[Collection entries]

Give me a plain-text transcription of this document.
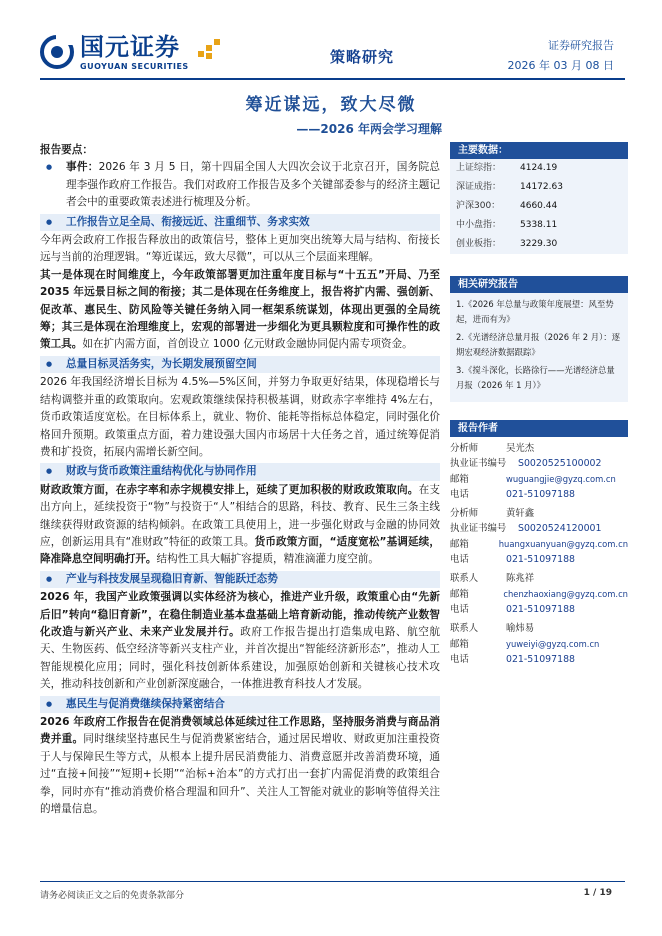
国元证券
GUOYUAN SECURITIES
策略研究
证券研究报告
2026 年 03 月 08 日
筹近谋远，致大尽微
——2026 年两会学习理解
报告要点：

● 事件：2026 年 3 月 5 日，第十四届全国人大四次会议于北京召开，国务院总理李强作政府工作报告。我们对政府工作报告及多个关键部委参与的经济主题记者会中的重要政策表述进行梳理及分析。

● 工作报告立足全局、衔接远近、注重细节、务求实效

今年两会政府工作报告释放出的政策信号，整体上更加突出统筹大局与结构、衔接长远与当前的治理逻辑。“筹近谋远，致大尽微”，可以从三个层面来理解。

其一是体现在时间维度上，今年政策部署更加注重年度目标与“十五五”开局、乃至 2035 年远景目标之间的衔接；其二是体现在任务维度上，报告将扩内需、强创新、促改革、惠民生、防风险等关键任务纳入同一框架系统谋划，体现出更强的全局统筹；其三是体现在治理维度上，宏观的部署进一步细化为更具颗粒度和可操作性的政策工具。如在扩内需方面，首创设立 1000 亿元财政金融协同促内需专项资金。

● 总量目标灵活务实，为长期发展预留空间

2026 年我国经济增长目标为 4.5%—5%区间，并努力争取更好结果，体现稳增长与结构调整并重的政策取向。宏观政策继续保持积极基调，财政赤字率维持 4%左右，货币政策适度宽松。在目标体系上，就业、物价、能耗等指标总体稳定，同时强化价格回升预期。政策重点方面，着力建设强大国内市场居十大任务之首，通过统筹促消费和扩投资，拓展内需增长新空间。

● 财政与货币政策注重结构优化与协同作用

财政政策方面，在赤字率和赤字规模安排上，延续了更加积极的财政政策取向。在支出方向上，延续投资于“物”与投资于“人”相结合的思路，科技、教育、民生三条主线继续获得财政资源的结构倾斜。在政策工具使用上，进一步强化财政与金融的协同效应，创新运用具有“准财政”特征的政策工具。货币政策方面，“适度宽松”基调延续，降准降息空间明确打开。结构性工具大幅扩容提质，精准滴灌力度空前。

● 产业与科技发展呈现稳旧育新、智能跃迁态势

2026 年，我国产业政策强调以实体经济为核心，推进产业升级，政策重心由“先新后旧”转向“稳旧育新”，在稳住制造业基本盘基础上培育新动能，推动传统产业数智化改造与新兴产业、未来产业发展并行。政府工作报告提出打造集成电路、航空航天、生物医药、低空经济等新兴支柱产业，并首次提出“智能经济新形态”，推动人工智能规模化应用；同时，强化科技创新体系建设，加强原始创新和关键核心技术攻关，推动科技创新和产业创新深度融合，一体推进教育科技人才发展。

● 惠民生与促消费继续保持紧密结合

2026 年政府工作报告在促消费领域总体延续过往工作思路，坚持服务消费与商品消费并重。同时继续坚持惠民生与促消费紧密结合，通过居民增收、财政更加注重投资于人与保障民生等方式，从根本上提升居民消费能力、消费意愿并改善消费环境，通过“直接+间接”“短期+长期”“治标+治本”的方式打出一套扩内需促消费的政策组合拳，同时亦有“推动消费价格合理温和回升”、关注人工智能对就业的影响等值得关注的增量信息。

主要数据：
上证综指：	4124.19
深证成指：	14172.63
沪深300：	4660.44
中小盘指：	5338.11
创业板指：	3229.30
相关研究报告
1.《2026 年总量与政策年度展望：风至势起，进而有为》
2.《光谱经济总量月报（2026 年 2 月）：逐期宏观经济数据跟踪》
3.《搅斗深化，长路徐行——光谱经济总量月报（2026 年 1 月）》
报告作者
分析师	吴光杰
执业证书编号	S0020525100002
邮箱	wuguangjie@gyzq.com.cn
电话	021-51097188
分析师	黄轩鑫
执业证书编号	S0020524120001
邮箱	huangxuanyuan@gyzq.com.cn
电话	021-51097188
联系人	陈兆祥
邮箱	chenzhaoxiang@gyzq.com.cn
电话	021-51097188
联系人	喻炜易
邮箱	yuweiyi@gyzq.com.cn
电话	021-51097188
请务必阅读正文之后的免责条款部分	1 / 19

* * *

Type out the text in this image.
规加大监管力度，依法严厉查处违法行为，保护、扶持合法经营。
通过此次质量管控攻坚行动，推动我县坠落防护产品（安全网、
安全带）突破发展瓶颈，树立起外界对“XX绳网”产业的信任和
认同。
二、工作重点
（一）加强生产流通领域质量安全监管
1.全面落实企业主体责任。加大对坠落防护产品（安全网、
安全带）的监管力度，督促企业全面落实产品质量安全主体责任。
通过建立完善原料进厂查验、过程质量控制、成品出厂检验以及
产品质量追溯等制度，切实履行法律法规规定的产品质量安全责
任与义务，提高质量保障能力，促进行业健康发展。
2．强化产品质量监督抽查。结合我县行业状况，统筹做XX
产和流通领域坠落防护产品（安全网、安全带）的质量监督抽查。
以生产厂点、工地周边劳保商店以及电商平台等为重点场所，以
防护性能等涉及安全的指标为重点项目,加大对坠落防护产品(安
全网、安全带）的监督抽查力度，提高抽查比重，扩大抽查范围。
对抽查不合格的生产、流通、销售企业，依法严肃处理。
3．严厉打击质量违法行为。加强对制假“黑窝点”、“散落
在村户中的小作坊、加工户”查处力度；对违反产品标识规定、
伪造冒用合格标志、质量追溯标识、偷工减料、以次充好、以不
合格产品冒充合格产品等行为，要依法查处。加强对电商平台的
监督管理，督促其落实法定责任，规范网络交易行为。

Work required >> Ascertain the number of lines in the entries that include the word "光谱经济总量月报", and report only that number.

Response to this exercise >> 2